WORKING DATA:
---
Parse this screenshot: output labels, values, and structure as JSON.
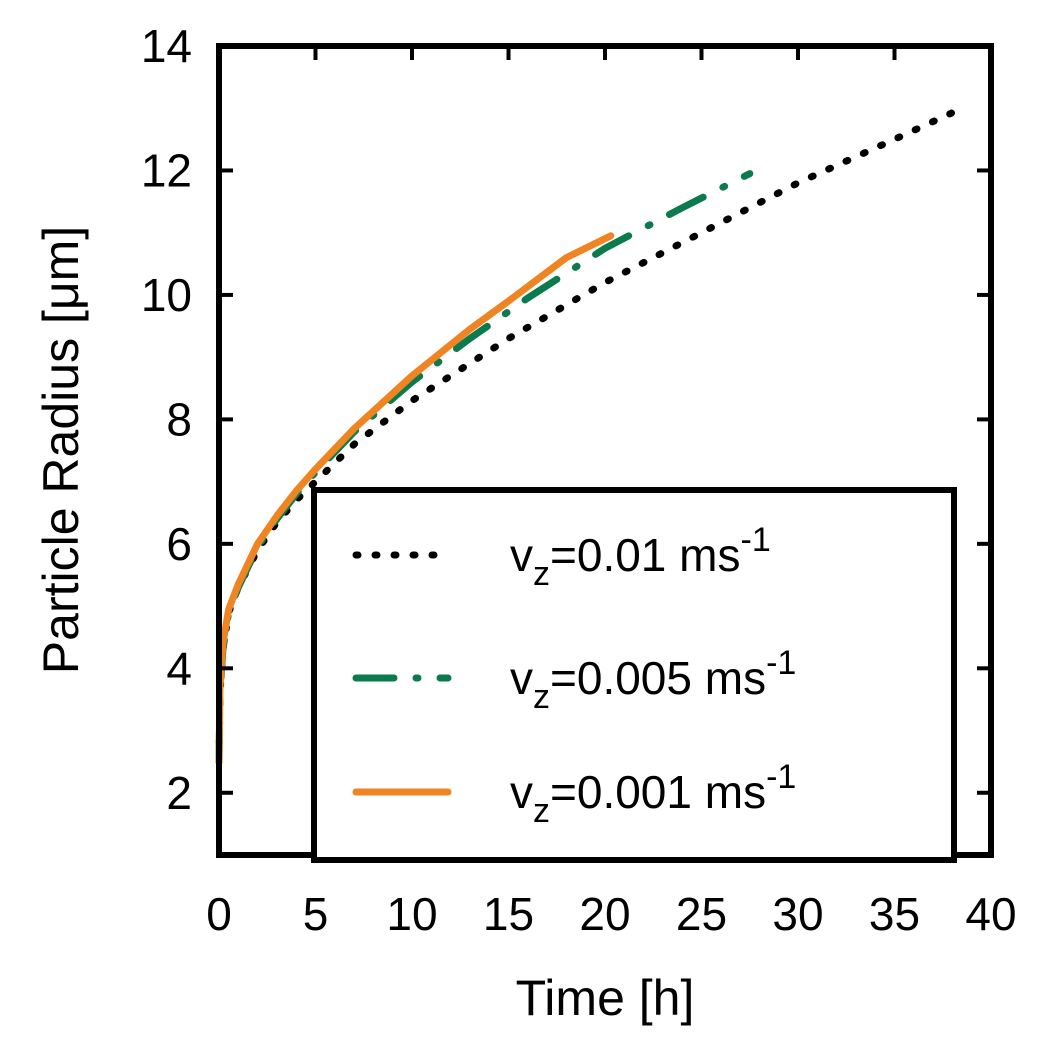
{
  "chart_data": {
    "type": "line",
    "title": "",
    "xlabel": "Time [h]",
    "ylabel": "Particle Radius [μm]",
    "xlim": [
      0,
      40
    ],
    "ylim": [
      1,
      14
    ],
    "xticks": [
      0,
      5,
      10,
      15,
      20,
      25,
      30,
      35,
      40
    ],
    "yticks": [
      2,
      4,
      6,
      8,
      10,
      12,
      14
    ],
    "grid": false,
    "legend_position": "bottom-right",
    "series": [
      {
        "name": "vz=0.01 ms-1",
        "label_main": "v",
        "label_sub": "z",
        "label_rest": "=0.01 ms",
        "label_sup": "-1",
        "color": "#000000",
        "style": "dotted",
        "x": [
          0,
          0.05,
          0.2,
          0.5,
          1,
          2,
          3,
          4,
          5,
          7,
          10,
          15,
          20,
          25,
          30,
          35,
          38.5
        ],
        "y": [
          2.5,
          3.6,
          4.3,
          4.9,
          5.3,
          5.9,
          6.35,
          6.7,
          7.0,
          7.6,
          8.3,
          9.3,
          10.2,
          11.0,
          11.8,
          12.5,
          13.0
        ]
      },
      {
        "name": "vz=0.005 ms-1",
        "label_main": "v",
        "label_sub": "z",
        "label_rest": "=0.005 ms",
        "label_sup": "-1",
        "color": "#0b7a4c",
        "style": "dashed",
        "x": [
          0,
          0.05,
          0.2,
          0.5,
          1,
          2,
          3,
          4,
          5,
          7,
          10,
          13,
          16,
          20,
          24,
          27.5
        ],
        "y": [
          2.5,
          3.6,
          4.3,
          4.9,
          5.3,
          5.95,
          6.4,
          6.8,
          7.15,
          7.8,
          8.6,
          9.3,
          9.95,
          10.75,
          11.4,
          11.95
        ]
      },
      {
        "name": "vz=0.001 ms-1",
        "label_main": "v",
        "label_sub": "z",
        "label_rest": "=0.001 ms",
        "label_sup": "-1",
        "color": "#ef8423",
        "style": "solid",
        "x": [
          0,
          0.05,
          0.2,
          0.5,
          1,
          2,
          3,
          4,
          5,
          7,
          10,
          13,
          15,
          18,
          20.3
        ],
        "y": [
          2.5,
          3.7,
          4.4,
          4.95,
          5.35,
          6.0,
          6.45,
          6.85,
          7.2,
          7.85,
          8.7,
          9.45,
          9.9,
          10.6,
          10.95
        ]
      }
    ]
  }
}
---
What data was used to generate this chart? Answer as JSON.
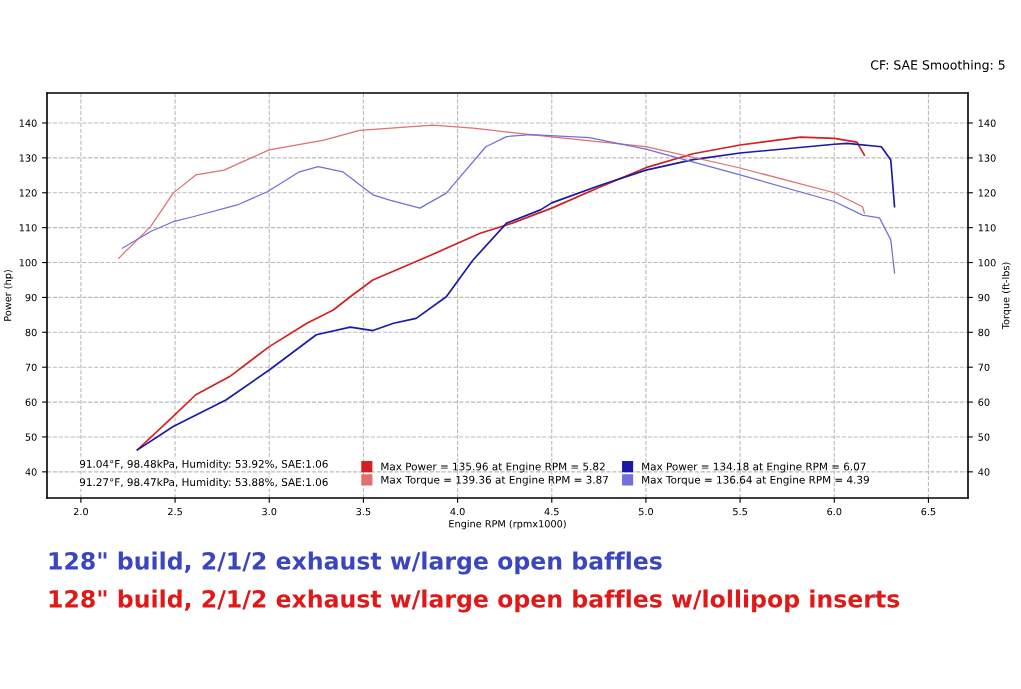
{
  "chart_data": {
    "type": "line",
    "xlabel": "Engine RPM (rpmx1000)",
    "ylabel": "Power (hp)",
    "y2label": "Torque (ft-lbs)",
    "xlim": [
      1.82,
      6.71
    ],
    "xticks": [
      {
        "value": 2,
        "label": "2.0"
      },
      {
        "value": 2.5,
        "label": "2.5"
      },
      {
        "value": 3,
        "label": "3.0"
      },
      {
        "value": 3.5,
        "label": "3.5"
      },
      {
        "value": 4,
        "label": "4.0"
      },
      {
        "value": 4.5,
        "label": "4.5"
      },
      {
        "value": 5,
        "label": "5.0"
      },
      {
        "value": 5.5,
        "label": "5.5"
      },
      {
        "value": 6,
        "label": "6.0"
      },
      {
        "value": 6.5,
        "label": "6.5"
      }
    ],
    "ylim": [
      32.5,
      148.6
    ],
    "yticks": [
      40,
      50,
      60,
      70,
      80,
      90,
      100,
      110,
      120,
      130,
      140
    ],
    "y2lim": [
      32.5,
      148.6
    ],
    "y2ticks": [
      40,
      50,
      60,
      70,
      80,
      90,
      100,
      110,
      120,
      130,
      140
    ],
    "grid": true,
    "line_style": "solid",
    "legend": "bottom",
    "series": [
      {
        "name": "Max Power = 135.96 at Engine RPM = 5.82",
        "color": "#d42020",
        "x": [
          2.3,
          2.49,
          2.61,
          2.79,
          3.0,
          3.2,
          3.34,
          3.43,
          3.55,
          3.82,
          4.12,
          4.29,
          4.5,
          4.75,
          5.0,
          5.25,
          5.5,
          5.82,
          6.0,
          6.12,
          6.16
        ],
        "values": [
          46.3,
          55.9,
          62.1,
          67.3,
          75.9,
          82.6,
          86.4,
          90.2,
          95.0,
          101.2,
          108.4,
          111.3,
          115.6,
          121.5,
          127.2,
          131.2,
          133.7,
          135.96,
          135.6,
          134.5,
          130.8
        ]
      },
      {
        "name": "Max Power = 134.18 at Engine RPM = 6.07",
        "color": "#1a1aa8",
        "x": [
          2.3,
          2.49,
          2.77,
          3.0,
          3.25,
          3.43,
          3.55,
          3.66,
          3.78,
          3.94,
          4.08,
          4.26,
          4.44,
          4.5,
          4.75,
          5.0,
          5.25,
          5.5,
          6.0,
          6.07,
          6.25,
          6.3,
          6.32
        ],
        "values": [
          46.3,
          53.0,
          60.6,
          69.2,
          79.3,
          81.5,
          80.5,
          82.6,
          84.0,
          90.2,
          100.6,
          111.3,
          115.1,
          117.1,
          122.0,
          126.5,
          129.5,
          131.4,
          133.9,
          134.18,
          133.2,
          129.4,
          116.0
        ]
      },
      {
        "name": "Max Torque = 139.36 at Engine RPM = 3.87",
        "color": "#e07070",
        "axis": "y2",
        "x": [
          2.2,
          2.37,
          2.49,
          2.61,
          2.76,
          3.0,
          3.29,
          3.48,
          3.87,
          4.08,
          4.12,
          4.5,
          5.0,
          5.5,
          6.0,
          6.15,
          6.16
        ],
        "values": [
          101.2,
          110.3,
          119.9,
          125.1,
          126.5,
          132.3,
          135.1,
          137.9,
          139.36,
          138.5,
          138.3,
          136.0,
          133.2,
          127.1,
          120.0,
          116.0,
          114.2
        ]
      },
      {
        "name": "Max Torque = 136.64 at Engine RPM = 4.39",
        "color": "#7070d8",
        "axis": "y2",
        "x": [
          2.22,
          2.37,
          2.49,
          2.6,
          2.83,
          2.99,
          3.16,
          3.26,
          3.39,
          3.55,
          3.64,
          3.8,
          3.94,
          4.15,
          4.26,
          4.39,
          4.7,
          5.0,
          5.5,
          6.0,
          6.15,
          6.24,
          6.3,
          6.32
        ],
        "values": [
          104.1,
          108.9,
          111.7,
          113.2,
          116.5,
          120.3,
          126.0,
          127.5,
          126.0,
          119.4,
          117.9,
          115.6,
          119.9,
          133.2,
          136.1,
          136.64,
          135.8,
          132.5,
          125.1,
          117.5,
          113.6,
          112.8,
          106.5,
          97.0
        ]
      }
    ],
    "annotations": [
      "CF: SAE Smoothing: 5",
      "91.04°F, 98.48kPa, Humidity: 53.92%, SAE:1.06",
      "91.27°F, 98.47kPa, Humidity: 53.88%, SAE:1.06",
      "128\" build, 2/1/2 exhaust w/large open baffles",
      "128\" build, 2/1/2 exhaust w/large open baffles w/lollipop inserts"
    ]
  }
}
---
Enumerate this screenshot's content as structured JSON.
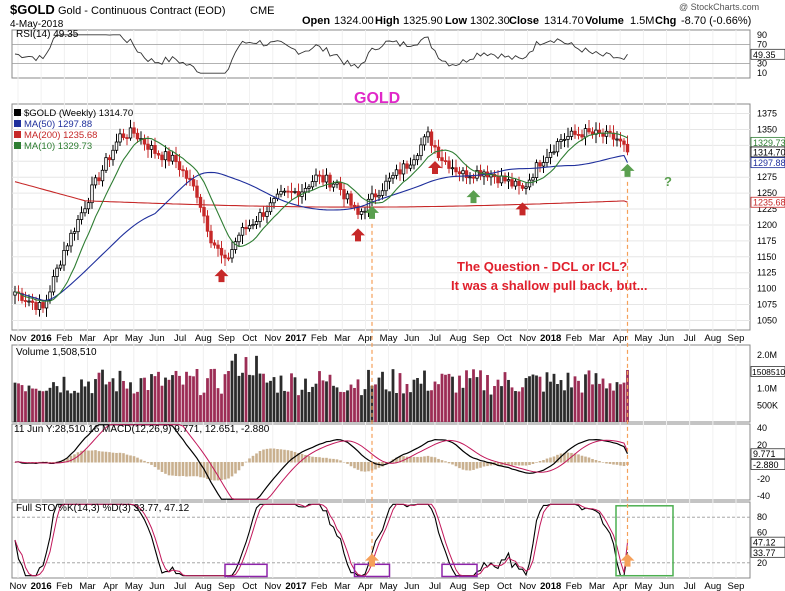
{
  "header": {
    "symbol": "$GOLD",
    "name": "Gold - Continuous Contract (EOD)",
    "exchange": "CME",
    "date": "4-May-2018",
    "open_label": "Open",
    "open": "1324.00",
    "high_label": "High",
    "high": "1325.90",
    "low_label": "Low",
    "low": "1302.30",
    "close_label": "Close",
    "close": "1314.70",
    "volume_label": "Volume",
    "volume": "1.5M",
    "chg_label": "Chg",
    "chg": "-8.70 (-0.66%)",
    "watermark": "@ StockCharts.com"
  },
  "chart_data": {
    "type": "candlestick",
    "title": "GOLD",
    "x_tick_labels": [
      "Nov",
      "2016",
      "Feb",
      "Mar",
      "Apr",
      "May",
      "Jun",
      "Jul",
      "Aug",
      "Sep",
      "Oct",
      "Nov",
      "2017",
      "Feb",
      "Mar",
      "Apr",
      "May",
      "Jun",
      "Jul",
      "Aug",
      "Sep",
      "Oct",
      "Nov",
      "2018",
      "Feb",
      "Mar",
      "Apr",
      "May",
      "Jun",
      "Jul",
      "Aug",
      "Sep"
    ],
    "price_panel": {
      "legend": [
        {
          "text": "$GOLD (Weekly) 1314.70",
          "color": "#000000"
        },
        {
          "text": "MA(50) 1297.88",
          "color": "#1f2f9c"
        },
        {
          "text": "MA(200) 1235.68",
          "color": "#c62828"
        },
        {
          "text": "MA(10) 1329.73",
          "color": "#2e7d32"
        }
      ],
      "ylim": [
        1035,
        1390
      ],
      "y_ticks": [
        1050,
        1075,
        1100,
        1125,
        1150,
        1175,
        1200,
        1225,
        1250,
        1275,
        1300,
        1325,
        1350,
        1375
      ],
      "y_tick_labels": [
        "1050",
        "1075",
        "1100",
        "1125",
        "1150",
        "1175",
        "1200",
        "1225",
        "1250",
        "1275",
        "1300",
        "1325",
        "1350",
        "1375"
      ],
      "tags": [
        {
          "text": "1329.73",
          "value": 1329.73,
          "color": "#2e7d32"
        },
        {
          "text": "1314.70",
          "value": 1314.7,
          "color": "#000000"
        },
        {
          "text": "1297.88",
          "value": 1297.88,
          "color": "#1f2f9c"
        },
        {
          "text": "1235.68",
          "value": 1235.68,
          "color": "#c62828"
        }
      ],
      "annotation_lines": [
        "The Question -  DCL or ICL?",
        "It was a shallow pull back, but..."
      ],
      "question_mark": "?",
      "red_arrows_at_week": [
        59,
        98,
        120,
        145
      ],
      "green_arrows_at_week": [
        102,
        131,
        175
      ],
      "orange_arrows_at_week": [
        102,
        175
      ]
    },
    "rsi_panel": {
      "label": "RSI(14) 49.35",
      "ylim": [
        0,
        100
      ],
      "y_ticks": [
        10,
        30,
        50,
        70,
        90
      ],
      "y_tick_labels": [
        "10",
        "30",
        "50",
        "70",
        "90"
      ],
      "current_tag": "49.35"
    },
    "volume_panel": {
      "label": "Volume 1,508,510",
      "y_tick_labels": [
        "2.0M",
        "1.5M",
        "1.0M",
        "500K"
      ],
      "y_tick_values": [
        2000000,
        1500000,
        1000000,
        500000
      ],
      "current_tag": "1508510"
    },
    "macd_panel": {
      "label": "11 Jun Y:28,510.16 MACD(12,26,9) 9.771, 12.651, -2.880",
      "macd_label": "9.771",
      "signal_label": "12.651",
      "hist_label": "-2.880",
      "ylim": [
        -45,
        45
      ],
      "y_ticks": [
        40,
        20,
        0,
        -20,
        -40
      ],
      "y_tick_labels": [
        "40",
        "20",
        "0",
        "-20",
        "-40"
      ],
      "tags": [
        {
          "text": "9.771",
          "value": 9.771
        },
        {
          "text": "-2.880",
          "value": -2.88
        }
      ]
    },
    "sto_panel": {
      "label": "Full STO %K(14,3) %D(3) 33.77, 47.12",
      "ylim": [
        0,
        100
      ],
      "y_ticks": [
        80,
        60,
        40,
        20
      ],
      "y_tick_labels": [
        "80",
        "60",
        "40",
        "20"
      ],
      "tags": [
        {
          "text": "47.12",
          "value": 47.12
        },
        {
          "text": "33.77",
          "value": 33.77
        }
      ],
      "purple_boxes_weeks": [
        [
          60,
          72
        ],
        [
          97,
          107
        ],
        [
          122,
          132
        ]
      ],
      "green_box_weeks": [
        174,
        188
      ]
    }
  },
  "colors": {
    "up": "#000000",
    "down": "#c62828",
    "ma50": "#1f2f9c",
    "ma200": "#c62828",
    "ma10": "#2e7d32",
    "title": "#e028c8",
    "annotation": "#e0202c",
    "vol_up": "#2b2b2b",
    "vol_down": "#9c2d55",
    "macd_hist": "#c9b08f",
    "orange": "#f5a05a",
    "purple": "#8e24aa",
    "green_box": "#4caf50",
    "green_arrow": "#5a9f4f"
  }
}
---
WHAT YOU ARE ASKED TO DO: Copy all lines from the material that contain "ylabel".

OUTPUT OF THE TASK:
    "ylabel": "Particle Radius [μm]",
    "ylabel": "Power (hp)",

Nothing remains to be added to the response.